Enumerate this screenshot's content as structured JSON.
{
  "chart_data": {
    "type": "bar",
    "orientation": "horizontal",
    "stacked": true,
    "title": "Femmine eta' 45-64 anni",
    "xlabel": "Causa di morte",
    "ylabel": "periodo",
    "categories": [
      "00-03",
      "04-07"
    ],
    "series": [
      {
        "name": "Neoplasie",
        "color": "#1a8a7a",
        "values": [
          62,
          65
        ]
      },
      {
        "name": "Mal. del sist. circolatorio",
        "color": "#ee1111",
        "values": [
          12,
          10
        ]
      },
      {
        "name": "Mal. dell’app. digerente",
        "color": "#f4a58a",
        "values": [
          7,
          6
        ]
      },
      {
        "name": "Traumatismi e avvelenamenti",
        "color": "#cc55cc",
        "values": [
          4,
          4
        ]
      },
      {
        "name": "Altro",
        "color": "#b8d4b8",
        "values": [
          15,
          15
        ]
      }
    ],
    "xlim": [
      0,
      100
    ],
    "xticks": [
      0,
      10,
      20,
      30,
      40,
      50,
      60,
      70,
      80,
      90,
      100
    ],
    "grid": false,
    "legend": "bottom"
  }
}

____________________

WRITTEN INSTRUCTION:
Write the data back out verbatim.

EXERCISE RESULT:
Enumerate this screenshot's content as structured JSON.
{
  "chart_data": {
    "type": "bar",
    "orientation": "horizontal",
    "stacked": true,
    "title": "Femmine eta' 45-64 anni",
    "xlabel": "Causa di morte",
    "ylabel": "periodo",
    "categories": [
      "00-03",
      "04-07"
    ],
    "series": [
      {
        "name": "Neoplasie",
        "color": "#1a8a7a",
        "values": [
          62,
          65
        ]
      },
      {
        "name": "Mal. del sist. circolatorio",
        "color": "#ee1111",
        "values": [
          12,
          10
        ]
      },
      {
        "name": "Mal. dell’app. digerente",
        "color": "#f4a58a",
        "values": [
          7,
          6
        ]
      },
      {
        "name": "Traumatismi e avvelenamenti",
        "color": "#cc55cc",
        "values": [
          4,
          4
        ]
      },
      {
        "name": "Altro",
        "color": "#b8d4b8",
        "values": [
          15,
          15
        ]
      }
    ],
    "xlim": [
      0,
      100
    ],
    "xticks": [
      0,
      10,
      20,
      30,
      40,
      50,
      60,
      70,
      80,
      90,
      100
    ],
    "grid": false,
    "legend": "bottom"
  }
}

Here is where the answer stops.